WHAT THE TASK REQUIRES: The records below should be written out again, exactly.

___

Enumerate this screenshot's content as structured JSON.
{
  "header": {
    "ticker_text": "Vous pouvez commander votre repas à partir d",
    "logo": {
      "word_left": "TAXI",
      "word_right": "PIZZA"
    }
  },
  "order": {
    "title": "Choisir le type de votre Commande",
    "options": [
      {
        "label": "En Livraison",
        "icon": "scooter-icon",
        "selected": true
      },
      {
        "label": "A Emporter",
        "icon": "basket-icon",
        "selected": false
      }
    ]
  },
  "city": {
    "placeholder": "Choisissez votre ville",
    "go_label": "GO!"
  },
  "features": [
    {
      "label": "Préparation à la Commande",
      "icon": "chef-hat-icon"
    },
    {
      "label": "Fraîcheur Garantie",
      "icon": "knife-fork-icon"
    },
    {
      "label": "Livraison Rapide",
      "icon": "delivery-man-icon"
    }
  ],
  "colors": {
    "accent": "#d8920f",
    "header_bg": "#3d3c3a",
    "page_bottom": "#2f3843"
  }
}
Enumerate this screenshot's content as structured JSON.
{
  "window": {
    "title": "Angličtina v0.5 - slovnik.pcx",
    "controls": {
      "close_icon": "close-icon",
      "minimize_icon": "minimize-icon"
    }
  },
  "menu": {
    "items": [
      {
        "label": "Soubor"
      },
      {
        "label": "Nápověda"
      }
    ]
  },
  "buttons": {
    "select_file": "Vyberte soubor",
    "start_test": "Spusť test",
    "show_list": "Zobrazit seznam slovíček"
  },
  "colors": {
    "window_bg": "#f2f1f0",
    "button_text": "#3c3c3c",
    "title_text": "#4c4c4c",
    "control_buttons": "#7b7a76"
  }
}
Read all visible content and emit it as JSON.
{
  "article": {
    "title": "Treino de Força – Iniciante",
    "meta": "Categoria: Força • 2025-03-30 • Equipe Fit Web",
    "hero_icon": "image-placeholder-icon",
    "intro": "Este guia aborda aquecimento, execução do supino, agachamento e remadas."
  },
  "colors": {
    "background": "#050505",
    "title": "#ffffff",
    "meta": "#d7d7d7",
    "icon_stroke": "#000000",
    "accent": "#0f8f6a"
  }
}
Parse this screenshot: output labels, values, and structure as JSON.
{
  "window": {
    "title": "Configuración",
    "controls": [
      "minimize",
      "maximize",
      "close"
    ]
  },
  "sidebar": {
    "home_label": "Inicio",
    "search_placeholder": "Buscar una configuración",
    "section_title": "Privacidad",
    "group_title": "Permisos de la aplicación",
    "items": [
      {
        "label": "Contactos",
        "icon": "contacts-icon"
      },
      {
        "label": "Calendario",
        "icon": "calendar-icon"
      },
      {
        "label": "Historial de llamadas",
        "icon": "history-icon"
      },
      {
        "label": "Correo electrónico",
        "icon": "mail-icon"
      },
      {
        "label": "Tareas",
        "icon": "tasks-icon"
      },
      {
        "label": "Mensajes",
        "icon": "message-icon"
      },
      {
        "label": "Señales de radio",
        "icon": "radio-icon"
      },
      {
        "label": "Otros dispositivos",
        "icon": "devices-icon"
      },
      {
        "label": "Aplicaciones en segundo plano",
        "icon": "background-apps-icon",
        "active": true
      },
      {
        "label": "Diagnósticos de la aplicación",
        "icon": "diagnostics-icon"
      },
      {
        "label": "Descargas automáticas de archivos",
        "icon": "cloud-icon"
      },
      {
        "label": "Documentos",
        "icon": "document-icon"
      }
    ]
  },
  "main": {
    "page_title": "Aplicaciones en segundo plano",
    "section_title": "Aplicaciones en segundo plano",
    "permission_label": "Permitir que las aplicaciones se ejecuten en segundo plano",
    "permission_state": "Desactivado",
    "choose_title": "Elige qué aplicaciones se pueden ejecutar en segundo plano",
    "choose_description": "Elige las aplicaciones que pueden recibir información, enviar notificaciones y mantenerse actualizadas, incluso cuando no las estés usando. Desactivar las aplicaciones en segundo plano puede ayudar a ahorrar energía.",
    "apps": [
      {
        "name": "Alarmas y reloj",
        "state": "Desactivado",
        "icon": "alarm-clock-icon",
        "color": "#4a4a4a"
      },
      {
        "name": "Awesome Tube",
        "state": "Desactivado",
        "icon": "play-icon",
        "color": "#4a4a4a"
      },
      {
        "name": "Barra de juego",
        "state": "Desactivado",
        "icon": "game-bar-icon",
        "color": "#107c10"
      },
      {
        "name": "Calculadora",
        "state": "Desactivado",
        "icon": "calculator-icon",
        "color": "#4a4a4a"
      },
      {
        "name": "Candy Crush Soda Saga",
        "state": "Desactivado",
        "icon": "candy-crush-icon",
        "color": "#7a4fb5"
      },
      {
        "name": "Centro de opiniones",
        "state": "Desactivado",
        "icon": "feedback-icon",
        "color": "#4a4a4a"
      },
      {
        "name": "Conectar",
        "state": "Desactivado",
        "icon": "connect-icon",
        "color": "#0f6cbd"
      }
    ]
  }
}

___

WRITTEN ANSWER:
Enumerate this screenshot's content as structured JSON.
{
  "header": {
    "ticker_text": "Vous pouvez commander votre repas à partir d",
    "logo": {
      "word_left": "TAXI",
      "word_right": "PIZZA"
    }
  },
  "order": {
    "title": "Choisir le type de votre Commande",
    "options": [
      {
        "label": "En Livraison",
        "icon": "scooter-icon",
        "selected": true
      },
      {
        "label": "A Emporter",
        "icon": "basket-icon",
        "selected": false
      }
    ]
  },
  "city": {
    "placeholder": "Choisissez votre ville",
    "go_label": "GO!"
  },
  "features": [
    {
      "label": "Préparation à la Commande",
      "icon": "chef-hat-icon"
    },
    {
      "label": "Fraîcheur Garantie",
      "icon": "knife-fork-icon"
    },
    {
      "label": "Livraison Rapide",
      "icon": "delivery-man-icon"
    }
  ],
  "colors": {
    "accent": "#d8920f",
    "header_bg": "#3d3c3a",
    "page_bottom": "#2f3843"
  }
}
Enumerate this screenshot's content as structured JSON.
{
  "window": {
    "title": "Angličtina v0.5 - slovnik.pcx",
    "controls": {
      "close_icon": "close-icon",
      "minimize_icon": "minimize-icon"
    }
  },
  "menu": {
    "items": [
      {
        "label": "Soubor"
      },
      {
        "label": "Nápověda"
      }
    ]
  },
  "buttons": {
    "select_file": "Vyberte soubor",
    "start_test": "Spusť test",
    "show_list": "Zobrazit seznam slovíček"
  },
  "colors": {
    "window_bg": "#f2f1f0",
    "button_text": "#3c3c3c",
    "title_text": "#4c4c4c",
    "control_buttons": "#7b7a76"
  }
}
Read all visible content and emit it as JSON.
{
  "article": {
    "title": "Treino de Força – Iniciante",
    "meta": "Categoria: Força • 2025-03-30 • Equipe Fit Web",
    "hero_icon": "image-placeholder-icon",
    "intro": "Este guia aborda aquecimento, execução do supino, agachamento e remadas."
  },
  "colors": {
    "background": "#050505",
    "title": "#ffffff",
    "meta": "#d7d7d7",
    "icon_stroke": "#000000",
    "accent": "#0f8f6a"
  }
}
Parse this screenshot: output labels, values, and structure as JSON.
{
  "window": {
    "title": "Configuración",
    "controls": [
      "minimize",
      "maximize",
      "close"
    ]
  },
  "sidebar": {
    "home_label": "Inicio",
    "search_placeholder": "Buscar una configuración",
    "section_title": "Privacidad",
    "group_title": "Permisos de la aplicación",
    "items": [
      {
        "label": "Contactos",
        "icon": "contacts-icon"
      },
      {
        "label": "Calendario",
        "icon": "calendar-icon"
      },
      {
        "label": "Historial de llamadas",
        "icon": "history-icon"
      },
      {
        "label": "Correo electrónico",
        "icon": "mail-icon"
      },
      {
        "label": "Tareas",
        "icon": "tasks-icon"
      },
      {
        "label": "Mensajes",
        "icon": "message-icon"
      },
      {
        "label": "Señales de radio",
        "icon": "radio-icon"
      },
      {
        "label": "Otros dispositivos",
        "icon": "devices-icon"
      },
      {
        "label": "Aplicaciones en segundo plano",
        "icon": "background-apps-icon",
        "active": true
      },
      {
        "label": "Diagnósticos de la aplicación",
        "icon": "diagnostics-icon"
      },
      {
        "label": "Descargas automáticas de archivos",
        "icon": "cloud-icon"
      },
      {
        "label": "Documentos",
        "icon": "document-icon"
      }
    ]
  },
  "main": {
    "page_title": "Aplicaciones en segundo plano",
    "section_title": "Aplicaciones en segundo plano",
    "permission_label": "Permitir que las aplicaciones se ejecuten en segundo plano",
    "permission_state": "Desactivado",
    "choose_title": "Elige qué aplicaciones se pueden ejecutar en segundo plano",
    "choose_description": "Elige las aplicaciones que pueden recibir información, enviar notificaciones y mantenerse actualizadas, incluso cuando no las estés usando. Desactivar las aplicaciones en segundo plano puede ayudar a ahorrar energía.",
    "apps": [
      {
        "name": "Alarmas y reloj",
        "state": "Desactivado",
        "icon": "alarm-clock-icon",
        "color": "#4a4a4a"
      },
      {
        "name": "Awesome Tube",
        "state": "Desactivado",
        "icon": "play-icon",
        "color": "#4a4a4a"
      },
      {
        "name": "Barra de juego",
        "state": "Desactivado",
        "icon": "game-bar-icon",
        "color": "#107c10"
      },
      {
        "name": "Calculadora",
        "state": "Desactivado",
        "icon": "calculator-icon",
        "color": "#4a4a4a"
      },
      {
        "name": "Candy Crush Soda Saga",
        "state": "Desactivado",
        "icon": "candy-crush-icon",
        "color": "#7a4fb5"
      },
      {
        "name": "Centro de opiniones",
        "state": "Desactivado",
        "icon": "feedback-icon",
        "color": "#4a4a4a"
      },
      {
        "name": "Conectar",
        "state": "Desactivado",
        "icon": "connect-icon",
        "color": "#0f6cbd"
      }
    ]
  }
}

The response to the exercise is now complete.